*Prompt:*
Your task is to retype each line of the data below exactly.
+++ Given records
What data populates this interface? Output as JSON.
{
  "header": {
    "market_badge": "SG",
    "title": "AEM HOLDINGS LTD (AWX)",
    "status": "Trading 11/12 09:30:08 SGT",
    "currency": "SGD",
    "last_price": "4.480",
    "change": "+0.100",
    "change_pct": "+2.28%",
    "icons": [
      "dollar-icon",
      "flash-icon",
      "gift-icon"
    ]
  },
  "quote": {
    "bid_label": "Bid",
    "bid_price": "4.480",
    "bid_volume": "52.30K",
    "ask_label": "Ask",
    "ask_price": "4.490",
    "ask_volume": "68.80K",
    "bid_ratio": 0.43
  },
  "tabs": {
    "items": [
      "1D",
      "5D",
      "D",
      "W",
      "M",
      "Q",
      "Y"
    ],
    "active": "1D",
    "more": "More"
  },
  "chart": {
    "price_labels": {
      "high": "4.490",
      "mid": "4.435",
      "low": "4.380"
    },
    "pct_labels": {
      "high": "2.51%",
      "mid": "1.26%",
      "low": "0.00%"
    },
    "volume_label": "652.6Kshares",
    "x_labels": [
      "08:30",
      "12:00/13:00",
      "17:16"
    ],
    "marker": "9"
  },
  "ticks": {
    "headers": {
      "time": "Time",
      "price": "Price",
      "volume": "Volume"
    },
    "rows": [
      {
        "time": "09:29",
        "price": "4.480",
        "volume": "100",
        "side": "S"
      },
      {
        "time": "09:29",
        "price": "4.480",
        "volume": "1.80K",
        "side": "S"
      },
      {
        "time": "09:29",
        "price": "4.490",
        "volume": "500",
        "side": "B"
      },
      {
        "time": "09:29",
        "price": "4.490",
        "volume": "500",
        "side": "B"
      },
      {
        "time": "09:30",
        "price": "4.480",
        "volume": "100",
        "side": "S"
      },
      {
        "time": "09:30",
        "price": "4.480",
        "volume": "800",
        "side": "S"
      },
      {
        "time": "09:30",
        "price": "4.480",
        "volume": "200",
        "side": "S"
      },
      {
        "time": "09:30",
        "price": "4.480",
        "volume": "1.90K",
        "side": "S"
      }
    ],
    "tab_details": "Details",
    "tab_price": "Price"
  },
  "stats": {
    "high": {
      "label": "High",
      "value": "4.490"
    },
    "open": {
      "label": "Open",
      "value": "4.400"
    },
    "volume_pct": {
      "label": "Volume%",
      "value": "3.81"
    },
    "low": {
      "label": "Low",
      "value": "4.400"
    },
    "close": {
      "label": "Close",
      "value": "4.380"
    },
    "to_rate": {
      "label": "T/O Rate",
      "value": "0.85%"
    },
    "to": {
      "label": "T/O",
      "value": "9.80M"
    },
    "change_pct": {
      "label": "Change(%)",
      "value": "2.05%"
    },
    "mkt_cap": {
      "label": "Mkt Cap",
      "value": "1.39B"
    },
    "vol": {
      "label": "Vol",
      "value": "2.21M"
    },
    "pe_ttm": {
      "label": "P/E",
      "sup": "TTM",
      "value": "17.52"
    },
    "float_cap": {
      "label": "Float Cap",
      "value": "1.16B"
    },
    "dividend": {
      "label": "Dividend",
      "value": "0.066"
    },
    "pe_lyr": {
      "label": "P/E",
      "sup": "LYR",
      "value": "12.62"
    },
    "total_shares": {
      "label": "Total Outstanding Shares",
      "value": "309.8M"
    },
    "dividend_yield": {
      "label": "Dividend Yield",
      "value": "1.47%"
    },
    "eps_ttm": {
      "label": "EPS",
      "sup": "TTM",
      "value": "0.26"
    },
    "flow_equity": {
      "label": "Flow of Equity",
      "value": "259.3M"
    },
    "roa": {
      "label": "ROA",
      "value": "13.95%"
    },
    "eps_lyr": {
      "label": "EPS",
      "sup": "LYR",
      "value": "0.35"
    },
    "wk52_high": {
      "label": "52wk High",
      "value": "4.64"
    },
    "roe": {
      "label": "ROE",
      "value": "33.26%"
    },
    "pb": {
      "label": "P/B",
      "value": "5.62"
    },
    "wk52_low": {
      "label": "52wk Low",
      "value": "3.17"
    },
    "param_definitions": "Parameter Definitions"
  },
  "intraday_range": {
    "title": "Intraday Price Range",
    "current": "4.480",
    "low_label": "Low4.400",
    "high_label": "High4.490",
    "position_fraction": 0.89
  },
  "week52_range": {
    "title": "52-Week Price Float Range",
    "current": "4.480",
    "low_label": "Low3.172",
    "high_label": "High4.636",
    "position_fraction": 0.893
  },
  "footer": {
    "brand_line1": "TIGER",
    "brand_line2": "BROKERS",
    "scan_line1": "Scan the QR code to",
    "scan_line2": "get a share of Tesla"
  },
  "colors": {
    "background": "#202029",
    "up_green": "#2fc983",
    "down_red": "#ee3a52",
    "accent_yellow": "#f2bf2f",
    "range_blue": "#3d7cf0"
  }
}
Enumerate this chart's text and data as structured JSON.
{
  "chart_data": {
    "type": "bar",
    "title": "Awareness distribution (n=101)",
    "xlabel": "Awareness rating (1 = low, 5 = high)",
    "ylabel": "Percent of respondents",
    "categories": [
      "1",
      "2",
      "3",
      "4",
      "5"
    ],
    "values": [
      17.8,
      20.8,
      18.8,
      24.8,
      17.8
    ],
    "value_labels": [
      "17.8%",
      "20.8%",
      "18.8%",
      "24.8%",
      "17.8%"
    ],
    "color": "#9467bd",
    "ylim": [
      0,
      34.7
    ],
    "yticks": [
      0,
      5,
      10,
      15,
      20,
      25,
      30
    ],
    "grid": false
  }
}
++++++
*Output for this task:*
What data populates this interface? Output as JSON.
{
  "header": {
    "market_badge": "SG",
    "title": "AEM HOLDINGS LTD (AWX)",
    "status": "Trading 11/12 09:30:08 SGT",
    "currency": "SGD",
    "last_price": "4.480",
    "change": "+0.100",
    "change_pct": "+2.28%",
    "icons": [
      "dollar-icon",
      "flash-icon",
      "gift-icon"
    ]
  },
  "quote": {
    "bid_label": "Bid",
    "bid_price": "4.480",
    "bid_volume": "52.30K",
    "ask_label": "Ask",
    "ask_price": "4.490",
    "ask_volume": "68.80K",
    "bid_ratio": 0.43
  },
  "tabs": {
    "items": [
      "1D",
      "5D",
      "D",
      "W",
      "M",
      "Q",
      "Y"
    ],
    "active": "1D",
    "more": "More"
  },
  "chart": {
    "price_labels": {
      "high": "4.490",
      "mid": "4.435",
      "low": "4.380"
    },
    "pct_labels": {
      "high": "2.51%",
      "mid": "1.26%",
      "low": "0.00%"
    },
    "volume_label": "652.6Kshares",
    "x_labels": [
      "08:30",
      "12:00/13:00",
      "17:16"
    ],
    "marker": "9"
  },
  "ticks": {
    "headers": {
      "time": "Time",
      "price": "Price",
      "volume": "Volume"
    },
    "rows": [
      {
        "time": "09:29",
        "price": "4.480",
        "volume": "100",
        "side": "S"
      },
      {
        "time": "09:29",
        "price": "4.480",
        "volume": "1.80K",
        "side": "S"
      },
      {
        "time": "09:29",
        "price": "4.490",
        "volume": "500",
        "side": "B"
      },
      {
        "time": "09:29",
        "price": "4.490",
        "volume": "500",
        "side": "B"
      },
      {
        "time": "09:30",
        "price": "4.480",
        "volume": "100",
        "side": "S"
      },
      {
        "time": "09:30",
        "price": "4.480",
        "volume": "800",
        "side": "S"
      },
      {
        "time": "09:30",
        "price": "4.480",
        "volume": "200",
        "side": "S"
      },
      {
        "time": "09:30",
        "price": "4.480",
        "volume": "1.90K",
        "side": "S"
      }
    ],
    "tab_details": "Details",
    "tab_price": "Price"
  },
  "stats": {
    "high": {
      "label": "High",
      "value": "4.490"
    },
    "open": {
      "label": "Open",
      "value": "4.400"
    },
    "volume_pct": {
      "label": "Volume%",
      "value": "3.81"
    },
    "low": {
      "label": "Low",
      "value": "4.400"
    },
    "close": {
      "label": "Close",
      "value": "4.380"
    },
    "to_rate": {
      "label": "T/O Rate",
      "value": "0.85%"
    },
    "to": {
      "label": "T/O",
      "value": "9.80M"
    },
    "change_pct": {
      "label": "Change(%)",
      "value": "2.05%"
    },
    "mkt_cap": {
      "label": "Mkt Cap",
      "value": "1.39B"
    },
    "vol": {
      "label": "Vol",
      "value": "2.21M"
    },
    "pe_ttm": {
      "label": "P/E",
      "sup": "TTM",
      "value": "17.52"
    },
    "float_cap": {
      "label": "Float Cap",
      "value": "1.16B"
    },
    "dividend": {
      "label": "Dividend",
      "value": "0.066"
    },
    "pe_lyr": {
      "label": "P/E",
      "sup": "LYR",
      "value": "12.62"
    },
    "total_shares": {
      "label": "Total Outstanding Shares",
      "value": "309.8M"
    },
    "dividend_yield": {
      "label": "Dividend Yield",
      "value": "1.47%"
    },
    "eps_ttm": {
      "label": "EPS",
      "sup": "TTM",
      "value": "0.26"
    },
    "flow_equity": {
      "label": "Flow of Equity",
      "value": "259.3M"
    },
    "roa": {
      "label": "ROA",
      "value": "13.95%"
    },
    "eps_lyr": {
      "label": "EPS",
      "sup": "LYR",
      "value": "0.35"
    },
    "wk52_high": {
      "label": "52wk High",
      "value": "4.64"
    },
    "roe": {
      "label": "ROE",
      "value": "33.26%"
    },
    "pb": {
      "label": "P/B",
      "value": "5.62"
    },
    "wk52_low": {
      "label": "52wk Low",
      "value": "3.17"
    },
    "param_definitions": "Parameter Definitions"
  },
  "intraday_range": {
    "title": "Intraday Price Range",
    "current": "4.480",
    "low_label": "Low4.400",
    "high_label": "High4.490",
    "position_fraction": 0.89
  },
  "week52_range": {
    "title": "52-Week Price Float Range",
    "current": "4.480",
    "low_label": "Low3.172",
    "high_label": "High4.636",
    "position_fraction": 0.893
  },
  "footer": {
    "brand_line1": "TIGER",
    "brand_line2": "BROKERS",
    "scan_line1": "Scan the QR code to",
    "scan_line2": "get a share of Tesla"
  },
  "colors": {
    "background": "#202029",
    "up_green": "#2fc983",
    "down_red": "#ee3a52",
    "accent_yellow": "#f2bf2f",
    "range_blue": "#3d7cf0"
  }
}
Enumerate this chart's text and data as structured JSON.
{
  "chart_data": {
    "type": "bar",
    "title": "Awareness distribution (n=101)",
    "xlabel": "Awareness rating (1 = low, 5 = high)",
    "ylabel": "Percent of respondents",
    "categories": [
      "1",
      "2",
      "3",
      "4",
      "5"
    ],
    "values": [
      17.8,
      20.8,
      18.8,
      24.8,
      17.8
    ],
    "value_labels": [
      "17.8%",
      "20.8%",
      "18.8%",
      "24.8%",
      "17.8%"
    ],
    "color": "#9467bd",
    "ylim": [
      0,
      34.7
    ],
    "yticks": [
      0,
      5,
      10,
      15,
      20,
      25,
      30
    ],
    "grid": false
  }
}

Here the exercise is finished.